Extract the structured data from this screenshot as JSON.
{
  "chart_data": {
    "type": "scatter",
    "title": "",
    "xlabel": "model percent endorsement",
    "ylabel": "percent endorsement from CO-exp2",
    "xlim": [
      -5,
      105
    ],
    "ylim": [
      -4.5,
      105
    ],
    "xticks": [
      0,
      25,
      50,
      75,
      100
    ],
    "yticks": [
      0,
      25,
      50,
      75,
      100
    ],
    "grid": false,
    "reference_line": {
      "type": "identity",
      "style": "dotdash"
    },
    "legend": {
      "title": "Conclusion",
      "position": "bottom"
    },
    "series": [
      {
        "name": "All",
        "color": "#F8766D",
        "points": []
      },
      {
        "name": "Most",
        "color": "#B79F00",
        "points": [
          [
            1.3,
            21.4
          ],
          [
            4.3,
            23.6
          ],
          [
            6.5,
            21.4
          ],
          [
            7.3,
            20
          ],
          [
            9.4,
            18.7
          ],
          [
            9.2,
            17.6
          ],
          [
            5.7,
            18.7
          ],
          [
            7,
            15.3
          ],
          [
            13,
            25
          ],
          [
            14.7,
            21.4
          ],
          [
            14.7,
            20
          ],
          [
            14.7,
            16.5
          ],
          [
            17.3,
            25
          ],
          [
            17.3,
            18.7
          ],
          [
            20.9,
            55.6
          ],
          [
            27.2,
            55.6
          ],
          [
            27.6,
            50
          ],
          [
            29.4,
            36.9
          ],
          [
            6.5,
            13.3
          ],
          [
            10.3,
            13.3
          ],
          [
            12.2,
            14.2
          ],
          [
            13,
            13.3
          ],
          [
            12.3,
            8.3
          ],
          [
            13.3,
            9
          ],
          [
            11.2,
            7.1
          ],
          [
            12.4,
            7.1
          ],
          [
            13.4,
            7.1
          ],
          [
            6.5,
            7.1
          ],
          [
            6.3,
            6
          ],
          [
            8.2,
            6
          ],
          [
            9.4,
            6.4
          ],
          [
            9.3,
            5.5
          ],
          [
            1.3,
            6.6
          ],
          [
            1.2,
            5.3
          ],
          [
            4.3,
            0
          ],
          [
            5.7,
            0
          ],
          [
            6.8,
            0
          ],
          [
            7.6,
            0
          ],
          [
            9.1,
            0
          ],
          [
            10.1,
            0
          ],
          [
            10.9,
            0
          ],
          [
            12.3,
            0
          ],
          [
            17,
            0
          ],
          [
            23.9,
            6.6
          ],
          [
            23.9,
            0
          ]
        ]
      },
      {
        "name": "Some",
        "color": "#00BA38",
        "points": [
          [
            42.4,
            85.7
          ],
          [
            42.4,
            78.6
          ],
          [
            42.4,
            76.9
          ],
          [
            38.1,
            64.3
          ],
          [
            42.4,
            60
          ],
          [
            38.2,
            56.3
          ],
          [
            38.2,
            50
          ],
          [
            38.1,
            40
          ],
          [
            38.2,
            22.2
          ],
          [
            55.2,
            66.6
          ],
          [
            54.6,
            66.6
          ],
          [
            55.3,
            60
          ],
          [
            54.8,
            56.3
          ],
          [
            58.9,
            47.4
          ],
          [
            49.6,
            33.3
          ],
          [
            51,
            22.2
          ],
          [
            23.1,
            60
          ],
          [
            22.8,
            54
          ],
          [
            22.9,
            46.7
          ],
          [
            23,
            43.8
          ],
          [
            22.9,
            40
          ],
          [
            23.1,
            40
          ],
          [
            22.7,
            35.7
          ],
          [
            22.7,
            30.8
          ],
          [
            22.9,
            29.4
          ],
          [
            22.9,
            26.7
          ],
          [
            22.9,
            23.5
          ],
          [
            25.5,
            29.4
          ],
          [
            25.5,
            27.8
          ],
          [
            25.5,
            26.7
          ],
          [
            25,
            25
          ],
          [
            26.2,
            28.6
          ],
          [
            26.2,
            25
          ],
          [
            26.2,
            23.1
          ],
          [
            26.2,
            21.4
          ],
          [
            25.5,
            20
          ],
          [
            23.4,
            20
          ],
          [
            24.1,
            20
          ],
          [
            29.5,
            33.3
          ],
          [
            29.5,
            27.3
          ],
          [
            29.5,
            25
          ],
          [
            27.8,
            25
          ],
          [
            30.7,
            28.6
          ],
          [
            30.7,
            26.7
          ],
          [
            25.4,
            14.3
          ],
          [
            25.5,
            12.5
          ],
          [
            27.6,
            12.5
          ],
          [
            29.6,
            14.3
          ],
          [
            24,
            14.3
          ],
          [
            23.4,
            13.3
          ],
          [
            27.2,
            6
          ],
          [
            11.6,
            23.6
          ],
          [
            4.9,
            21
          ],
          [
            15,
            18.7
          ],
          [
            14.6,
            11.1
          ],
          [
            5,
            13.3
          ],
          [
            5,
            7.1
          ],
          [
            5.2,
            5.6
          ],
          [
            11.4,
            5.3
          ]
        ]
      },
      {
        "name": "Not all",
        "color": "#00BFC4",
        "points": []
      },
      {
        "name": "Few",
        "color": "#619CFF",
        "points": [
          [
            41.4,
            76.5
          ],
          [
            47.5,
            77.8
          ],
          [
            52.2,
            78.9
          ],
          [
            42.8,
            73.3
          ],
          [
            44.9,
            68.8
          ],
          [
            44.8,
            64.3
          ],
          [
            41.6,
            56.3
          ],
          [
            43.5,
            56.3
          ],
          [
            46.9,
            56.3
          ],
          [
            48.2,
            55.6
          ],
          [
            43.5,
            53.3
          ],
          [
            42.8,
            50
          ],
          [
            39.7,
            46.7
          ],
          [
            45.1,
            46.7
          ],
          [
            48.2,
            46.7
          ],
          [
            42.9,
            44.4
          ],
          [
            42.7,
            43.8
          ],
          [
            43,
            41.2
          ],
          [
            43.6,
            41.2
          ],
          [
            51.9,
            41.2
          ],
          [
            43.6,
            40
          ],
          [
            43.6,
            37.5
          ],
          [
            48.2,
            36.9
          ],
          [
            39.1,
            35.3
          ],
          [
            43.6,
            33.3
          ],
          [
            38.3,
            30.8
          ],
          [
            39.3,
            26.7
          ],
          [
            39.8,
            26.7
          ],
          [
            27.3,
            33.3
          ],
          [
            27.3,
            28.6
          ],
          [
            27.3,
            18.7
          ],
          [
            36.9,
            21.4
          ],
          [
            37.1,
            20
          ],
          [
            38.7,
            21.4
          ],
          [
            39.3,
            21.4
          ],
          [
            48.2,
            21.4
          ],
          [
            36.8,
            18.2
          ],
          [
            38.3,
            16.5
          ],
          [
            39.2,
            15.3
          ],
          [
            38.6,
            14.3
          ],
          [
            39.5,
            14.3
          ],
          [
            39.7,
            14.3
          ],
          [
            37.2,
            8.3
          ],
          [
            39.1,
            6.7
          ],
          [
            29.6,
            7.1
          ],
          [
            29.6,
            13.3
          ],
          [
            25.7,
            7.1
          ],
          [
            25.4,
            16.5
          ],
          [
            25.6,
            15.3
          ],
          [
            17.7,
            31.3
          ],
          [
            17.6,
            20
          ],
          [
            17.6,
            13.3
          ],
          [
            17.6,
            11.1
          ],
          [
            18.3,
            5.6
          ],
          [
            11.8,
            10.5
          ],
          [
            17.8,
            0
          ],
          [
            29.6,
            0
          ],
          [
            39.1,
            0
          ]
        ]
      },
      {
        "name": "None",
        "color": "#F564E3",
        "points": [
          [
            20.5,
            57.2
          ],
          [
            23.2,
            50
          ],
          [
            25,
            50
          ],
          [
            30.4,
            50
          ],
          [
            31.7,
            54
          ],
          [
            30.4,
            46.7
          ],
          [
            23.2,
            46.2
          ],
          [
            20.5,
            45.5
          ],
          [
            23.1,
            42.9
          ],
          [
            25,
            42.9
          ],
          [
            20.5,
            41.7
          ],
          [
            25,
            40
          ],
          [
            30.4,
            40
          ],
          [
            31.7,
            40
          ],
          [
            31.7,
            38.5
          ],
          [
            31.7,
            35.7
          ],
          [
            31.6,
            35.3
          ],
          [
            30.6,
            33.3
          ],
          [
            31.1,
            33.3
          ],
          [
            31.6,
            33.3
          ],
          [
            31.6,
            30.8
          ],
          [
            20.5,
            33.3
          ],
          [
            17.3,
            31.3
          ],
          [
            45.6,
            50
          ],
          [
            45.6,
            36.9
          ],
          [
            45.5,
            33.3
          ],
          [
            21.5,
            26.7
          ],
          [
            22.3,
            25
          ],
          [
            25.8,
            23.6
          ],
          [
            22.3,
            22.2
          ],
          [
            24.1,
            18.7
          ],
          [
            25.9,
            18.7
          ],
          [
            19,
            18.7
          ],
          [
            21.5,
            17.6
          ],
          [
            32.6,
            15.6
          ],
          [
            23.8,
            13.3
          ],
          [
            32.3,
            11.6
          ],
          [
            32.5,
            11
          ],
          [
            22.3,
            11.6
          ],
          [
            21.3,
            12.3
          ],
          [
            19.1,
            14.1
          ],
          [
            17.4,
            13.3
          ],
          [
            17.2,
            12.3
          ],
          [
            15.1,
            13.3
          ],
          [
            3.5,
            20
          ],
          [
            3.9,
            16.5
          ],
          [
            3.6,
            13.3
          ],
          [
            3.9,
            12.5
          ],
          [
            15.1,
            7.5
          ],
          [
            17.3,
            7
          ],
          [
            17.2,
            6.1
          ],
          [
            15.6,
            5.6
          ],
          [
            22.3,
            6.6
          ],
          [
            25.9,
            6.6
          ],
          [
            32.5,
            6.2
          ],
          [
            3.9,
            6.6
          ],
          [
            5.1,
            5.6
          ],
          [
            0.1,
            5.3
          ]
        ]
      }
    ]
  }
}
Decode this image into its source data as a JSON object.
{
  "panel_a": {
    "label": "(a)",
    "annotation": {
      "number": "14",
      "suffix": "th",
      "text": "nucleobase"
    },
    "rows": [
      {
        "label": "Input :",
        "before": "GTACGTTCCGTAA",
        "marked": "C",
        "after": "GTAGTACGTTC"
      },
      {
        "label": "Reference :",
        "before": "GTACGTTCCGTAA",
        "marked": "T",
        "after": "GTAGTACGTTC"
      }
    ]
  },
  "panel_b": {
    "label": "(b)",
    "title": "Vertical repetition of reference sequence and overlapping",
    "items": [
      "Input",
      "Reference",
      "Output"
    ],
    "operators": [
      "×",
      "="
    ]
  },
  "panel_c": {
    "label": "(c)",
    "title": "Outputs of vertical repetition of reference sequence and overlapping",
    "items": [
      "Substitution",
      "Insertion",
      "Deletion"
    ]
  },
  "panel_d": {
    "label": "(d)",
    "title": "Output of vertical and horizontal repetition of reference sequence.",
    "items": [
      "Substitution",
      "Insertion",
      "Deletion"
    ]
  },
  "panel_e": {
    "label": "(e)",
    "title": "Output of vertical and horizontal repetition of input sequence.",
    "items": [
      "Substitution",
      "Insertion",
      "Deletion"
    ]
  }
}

> _TASK STATEMENT_: Output exactly the lines above, from the one holding "Decode this image" through the end of the data, including the first and last.

> _RESULT FOR THIS EXERCISE_:
Decode this image into its source data as a JSON object.
{
  "panel_a": {
    "label": "(a)",
    "annotation": {
      "number": "14",
      "suffix": "th",
      "text": "nucleobase"
    },
    "rows": [
      {
        "label": "Input :",
        "before": "GTACGTTCCGTAA",
        "marked": "C",
        "after": "GTAGTACGTTC"
      },
      {
        "label": "Reference :",
        "before": "GTACGTTCCGTAA",
        "marked": "T",
        "after": "GTAGTACGTTC"
      }
    ]
  },
  "panel_b": {
    "label": "(b)",
    "title": "Vertical repetition of reference sequence and overlapping",
    "items": [
      "Input",
      "Reference",
      "Output"
    ],
    "operators": [
      "×",
      "="
    ]
  },
  "panel_c": {
    "label": "(c)",
    "title": "Outputs of vertical repetition of reference sequence and overlapping",
    "items": [
      "Substitution",
      "Insertion",
      "Deletion"
    ]
  },
  "panel_d": {
    "label": "(d)",
    "title": "Output of vertical and horizontal repetition of reference sequence.",
    "items": [
      "Substitution",
      "Insertion",
      "Deletion"
    ]
  },
  "panel_e": {
    "label": "(e)",
    "title": "Output of vertical and horizontal repetition of input sequence.",
    "items": [
      "Substitution",
      "Insertion",
      "Deletion"
    ]
  }
}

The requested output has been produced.